### Input data ###

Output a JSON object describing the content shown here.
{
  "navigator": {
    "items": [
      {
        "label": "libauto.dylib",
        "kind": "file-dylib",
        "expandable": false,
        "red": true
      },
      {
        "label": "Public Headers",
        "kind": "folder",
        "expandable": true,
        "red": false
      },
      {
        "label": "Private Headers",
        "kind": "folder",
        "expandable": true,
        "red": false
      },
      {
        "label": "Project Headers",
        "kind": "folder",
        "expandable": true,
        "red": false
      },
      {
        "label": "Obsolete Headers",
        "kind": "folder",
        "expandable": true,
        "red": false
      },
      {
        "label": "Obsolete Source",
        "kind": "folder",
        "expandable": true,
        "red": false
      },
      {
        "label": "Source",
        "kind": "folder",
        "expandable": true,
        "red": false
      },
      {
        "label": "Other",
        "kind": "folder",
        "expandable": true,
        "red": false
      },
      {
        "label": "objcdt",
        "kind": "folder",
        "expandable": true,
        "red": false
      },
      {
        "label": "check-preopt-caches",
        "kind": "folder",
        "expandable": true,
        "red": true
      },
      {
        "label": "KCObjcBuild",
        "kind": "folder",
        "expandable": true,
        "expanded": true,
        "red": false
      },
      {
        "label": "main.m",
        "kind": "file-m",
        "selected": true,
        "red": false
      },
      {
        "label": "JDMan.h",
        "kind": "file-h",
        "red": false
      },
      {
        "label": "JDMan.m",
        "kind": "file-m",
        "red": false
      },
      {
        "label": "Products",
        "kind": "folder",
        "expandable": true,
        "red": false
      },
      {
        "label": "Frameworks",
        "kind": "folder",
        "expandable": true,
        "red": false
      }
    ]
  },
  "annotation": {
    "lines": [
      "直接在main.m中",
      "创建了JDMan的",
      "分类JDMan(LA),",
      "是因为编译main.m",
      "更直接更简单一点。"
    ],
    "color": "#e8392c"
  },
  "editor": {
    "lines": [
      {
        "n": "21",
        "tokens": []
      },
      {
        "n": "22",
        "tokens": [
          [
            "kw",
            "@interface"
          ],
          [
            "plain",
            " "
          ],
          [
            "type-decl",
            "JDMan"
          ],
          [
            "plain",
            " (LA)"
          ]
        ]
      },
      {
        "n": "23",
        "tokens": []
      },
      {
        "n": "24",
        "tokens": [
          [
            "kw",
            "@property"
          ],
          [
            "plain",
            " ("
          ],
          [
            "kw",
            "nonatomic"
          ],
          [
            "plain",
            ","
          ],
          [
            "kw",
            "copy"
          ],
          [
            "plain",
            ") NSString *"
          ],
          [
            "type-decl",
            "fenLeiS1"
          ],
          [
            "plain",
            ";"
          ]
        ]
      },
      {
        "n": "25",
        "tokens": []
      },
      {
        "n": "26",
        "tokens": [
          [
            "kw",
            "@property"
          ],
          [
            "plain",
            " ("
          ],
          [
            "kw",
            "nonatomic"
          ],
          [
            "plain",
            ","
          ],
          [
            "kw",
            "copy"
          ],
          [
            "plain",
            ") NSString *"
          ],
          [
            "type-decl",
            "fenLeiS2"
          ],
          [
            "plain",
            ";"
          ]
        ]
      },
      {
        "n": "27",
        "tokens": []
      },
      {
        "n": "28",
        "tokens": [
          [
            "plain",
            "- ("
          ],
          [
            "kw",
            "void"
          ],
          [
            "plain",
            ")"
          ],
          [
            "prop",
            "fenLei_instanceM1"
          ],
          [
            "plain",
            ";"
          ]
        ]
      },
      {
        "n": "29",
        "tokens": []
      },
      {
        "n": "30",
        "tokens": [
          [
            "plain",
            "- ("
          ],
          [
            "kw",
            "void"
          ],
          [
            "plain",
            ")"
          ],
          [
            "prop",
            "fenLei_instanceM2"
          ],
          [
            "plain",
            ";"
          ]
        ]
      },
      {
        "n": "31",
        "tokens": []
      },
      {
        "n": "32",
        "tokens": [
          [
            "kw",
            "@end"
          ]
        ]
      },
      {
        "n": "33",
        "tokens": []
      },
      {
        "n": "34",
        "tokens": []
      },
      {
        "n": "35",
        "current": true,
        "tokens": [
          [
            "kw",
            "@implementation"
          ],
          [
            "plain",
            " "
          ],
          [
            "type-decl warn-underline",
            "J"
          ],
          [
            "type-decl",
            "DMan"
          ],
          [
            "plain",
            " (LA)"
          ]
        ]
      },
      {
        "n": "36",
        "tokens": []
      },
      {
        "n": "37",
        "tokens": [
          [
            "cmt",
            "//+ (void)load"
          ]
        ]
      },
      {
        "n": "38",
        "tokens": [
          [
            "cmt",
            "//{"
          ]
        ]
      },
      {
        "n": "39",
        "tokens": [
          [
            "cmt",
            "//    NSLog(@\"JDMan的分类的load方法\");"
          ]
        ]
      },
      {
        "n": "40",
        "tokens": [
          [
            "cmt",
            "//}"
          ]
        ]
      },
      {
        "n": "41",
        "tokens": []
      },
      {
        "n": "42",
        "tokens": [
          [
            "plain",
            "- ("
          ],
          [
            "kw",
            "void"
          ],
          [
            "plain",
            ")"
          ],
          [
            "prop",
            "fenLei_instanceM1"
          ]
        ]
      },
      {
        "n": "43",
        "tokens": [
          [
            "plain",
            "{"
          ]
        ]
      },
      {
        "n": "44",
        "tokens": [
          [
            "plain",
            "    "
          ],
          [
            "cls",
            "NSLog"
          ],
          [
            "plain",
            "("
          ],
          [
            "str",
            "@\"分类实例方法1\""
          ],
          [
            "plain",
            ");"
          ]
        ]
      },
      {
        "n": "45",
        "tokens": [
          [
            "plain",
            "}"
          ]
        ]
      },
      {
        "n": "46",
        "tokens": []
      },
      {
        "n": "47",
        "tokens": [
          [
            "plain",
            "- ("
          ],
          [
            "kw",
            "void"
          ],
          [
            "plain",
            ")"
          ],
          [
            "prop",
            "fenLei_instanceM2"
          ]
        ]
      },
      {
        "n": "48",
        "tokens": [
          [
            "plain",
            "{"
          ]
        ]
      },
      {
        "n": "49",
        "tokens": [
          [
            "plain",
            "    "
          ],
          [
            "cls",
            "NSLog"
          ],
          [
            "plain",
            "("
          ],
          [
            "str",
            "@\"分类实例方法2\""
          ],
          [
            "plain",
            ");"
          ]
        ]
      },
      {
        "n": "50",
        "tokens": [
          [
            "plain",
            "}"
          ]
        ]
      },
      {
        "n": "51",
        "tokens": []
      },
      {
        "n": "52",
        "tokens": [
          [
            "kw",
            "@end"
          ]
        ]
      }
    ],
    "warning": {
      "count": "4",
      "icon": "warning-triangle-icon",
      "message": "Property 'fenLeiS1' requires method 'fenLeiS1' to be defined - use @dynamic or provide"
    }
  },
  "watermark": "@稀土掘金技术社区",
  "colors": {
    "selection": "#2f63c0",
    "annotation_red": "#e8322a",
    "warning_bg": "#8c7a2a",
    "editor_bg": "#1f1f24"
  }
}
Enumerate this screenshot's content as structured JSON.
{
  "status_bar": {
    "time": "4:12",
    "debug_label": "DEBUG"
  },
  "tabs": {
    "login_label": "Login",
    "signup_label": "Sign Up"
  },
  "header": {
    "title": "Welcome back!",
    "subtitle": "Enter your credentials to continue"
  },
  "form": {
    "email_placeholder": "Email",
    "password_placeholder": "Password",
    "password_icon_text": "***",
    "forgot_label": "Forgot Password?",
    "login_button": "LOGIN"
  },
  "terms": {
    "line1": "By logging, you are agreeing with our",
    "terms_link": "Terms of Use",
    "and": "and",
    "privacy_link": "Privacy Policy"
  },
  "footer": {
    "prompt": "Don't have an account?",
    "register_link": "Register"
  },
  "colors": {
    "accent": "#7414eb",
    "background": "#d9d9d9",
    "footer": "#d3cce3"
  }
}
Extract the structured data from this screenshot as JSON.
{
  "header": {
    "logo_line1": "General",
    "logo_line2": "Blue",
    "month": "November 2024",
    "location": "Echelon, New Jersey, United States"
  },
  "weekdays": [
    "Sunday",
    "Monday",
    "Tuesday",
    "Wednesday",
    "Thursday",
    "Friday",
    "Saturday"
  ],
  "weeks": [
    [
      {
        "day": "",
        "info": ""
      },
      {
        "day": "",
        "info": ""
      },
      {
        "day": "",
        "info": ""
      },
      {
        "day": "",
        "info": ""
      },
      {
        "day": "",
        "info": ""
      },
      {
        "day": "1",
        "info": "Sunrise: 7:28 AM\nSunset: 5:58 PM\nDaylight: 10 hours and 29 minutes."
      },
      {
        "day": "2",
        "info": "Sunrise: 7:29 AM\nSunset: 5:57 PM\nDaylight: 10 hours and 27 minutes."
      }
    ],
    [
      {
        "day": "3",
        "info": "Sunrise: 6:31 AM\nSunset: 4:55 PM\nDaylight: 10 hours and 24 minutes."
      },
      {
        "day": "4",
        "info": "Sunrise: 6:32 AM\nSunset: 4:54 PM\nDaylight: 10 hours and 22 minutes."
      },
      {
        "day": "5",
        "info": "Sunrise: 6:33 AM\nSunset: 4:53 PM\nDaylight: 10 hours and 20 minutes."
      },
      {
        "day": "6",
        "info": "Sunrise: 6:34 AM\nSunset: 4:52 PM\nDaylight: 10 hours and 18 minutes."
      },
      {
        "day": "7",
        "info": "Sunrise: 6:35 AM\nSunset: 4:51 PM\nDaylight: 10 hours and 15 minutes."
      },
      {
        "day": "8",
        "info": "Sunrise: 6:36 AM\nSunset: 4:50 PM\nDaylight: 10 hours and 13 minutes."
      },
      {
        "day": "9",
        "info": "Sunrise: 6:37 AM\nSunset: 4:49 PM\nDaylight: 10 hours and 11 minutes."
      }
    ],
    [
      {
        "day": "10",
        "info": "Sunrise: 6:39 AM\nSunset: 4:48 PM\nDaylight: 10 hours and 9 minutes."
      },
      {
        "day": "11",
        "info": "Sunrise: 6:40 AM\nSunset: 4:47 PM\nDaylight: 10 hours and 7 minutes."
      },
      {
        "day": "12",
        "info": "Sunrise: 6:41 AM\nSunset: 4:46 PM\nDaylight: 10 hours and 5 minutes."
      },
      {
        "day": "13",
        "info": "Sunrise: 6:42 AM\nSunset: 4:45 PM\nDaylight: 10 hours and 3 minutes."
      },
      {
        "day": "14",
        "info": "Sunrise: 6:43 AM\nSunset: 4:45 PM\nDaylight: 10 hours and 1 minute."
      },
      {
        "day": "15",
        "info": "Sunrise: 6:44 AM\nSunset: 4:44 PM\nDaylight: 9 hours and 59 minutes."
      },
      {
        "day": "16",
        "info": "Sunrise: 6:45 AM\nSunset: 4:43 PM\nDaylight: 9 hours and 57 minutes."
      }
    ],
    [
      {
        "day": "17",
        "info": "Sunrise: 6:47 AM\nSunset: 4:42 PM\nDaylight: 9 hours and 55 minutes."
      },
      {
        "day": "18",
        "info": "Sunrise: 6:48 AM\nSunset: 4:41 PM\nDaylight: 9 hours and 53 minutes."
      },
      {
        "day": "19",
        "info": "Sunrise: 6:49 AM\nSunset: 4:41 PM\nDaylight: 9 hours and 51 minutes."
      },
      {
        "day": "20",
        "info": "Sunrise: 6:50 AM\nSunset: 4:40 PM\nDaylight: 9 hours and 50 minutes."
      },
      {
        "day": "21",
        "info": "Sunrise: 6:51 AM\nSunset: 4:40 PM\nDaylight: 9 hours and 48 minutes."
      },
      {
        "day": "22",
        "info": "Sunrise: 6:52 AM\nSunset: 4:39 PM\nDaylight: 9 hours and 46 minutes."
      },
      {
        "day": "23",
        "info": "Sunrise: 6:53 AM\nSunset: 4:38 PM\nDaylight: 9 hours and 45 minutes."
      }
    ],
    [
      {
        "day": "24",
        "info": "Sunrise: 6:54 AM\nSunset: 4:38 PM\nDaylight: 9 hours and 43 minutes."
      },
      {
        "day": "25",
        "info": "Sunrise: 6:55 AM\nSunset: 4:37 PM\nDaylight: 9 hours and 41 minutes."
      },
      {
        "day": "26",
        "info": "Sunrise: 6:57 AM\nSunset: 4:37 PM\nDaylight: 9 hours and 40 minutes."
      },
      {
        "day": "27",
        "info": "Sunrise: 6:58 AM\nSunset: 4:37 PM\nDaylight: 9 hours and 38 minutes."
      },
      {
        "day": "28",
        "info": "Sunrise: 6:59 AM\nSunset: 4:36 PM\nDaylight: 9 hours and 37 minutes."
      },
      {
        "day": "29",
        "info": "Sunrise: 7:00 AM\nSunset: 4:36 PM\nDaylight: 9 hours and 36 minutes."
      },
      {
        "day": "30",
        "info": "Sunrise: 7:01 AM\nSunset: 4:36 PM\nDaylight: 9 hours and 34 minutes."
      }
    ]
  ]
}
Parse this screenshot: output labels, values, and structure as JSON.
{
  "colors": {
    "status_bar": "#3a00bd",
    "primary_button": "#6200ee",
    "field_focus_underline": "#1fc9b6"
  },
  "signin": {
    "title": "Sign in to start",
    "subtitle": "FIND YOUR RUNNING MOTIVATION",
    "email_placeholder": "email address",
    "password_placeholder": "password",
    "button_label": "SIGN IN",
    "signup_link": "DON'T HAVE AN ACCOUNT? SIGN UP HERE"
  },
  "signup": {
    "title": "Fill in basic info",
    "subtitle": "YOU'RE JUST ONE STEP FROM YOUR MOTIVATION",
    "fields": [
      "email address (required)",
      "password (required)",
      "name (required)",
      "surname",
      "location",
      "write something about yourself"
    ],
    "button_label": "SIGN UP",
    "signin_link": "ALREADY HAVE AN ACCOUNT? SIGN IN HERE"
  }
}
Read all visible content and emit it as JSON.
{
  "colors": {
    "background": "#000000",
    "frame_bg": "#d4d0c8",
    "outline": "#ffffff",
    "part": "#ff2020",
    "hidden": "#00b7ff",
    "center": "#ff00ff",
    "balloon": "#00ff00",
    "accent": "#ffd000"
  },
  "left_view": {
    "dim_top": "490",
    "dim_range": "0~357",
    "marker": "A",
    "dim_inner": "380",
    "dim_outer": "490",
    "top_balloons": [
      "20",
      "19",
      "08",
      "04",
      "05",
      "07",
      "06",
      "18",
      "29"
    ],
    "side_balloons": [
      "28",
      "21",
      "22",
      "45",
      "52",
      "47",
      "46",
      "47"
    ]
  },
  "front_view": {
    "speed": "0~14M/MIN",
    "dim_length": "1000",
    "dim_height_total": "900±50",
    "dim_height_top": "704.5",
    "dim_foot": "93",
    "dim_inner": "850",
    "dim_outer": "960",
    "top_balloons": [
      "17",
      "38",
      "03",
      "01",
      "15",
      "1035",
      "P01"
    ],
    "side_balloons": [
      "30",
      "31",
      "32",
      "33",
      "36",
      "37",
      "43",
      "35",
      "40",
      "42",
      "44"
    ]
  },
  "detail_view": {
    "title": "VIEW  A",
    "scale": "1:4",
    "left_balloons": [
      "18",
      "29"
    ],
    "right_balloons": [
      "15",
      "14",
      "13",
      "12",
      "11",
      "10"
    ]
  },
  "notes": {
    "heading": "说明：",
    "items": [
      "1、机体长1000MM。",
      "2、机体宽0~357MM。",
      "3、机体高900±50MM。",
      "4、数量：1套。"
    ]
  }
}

###

**Task goal**.
List all lines in the material containing the string "screenshot".

**Response to the exercise**.
Enumerate this screenshot's content as structured JSON.
Extract the structured data from this screenshot as JSON.
Parse this screenshot: output labels, values, and structure as JSON.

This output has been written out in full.